WHAT IS EXPECTED:
Work through the data line by line, gathering every line that has the word "icon".

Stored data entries
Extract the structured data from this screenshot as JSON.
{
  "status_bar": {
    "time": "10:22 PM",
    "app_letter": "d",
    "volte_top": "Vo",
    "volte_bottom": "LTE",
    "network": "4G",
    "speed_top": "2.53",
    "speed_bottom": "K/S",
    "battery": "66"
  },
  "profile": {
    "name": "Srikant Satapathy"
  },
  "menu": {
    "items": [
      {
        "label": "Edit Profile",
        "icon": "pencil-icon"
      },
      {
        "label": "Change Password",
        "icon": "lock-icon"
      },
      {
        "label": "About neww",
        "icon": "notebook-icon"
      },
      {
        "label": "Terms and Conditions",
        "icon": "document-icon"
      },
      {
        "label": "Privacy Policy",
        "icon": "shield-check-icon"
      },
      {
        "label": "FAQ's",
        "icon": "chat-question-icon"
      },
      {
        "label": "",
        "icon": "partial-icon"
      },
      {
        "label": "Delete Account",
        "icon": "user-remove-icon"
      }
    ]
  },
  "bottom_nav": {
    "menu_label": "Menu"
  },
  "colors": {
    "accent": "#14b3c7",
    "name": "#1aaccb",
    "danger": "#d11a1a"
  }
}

ANSWER TO THIS PROBLEM:
        "icon": "pencil-icon"
        "icon": "lock-icon"
        "icon": "notebook-icon"
        "icon": "document-icon"
        "icon": "shield-check-icon"
        "icon": "chat-question-icon"
        "icon": "partial-icon"
        "icon": "user-remove-icon"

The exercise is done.